_Set problem_
Omit the pictures and return every entry exactly as written.

_Record excerpts_
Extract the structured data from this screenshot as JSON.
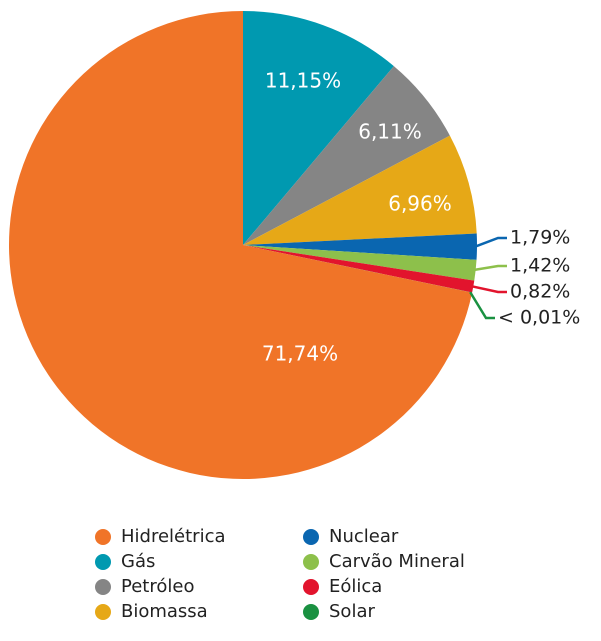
{
  "chart_data": {
    "type": "pie",
    "categories": [
      "Hidrelétrica",
      "Gás",
      "Petróleo",
      "Biomassa",
      "Nuclear",
      "Carvão Mineral",
      "Eólica",
      "Solar"
    ],
    "values": [
      71.74,
      11.15,
      6.11,
      6.96,
      1.79,
      1.42,
      0.82,
      0.01
    ],
    "value_labels": [
      "71,74%",
      "11,15%",
      "6,11%",
      "6,96%",
      "1,79%",
      "1,42%",
      "0,82%",
      "< 0,01%"
    ],
    "colors": [
      "#f07428",
      "#0099b0",
      "#858585",
      "#e6a817",
      "#0a66b0",
      "#8dc04b",
      "#e2142d",
      "#1a9141"
    ]
  }
}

_The completed task_
Extract the structured data from this screenshot as JSON.
{
  "chart_data": {
    "type": "pie",
    "categories": [
      "Hidrelétrica",
      "Gás",
      "Petróleo",
      "Biomassa",
      "Nuclear",
      "Carvão Mineral",
      "Eólica",
      "Solar"
    ],
    "values": [
      71.74,
      11.15,
      6.11,
      6.96,
      1.79,
      1.42,
      0.82,
      0.01
    ],
    "value_labels": [
      "71,74%",
      "11,15%",
      "6,11%",
      "6,96%",
      "1,79%",
      "1,42%",
      "0,82%",
      "< 0,01%"
    ],
    "colors": [
      "#f07428",
      "#0099b0",
      "#858585",
      "#e6a817",
      "#0a66b0",
      "#8dc04b",
      "#e2142d",
      "#1a9141"
    ]
  }
}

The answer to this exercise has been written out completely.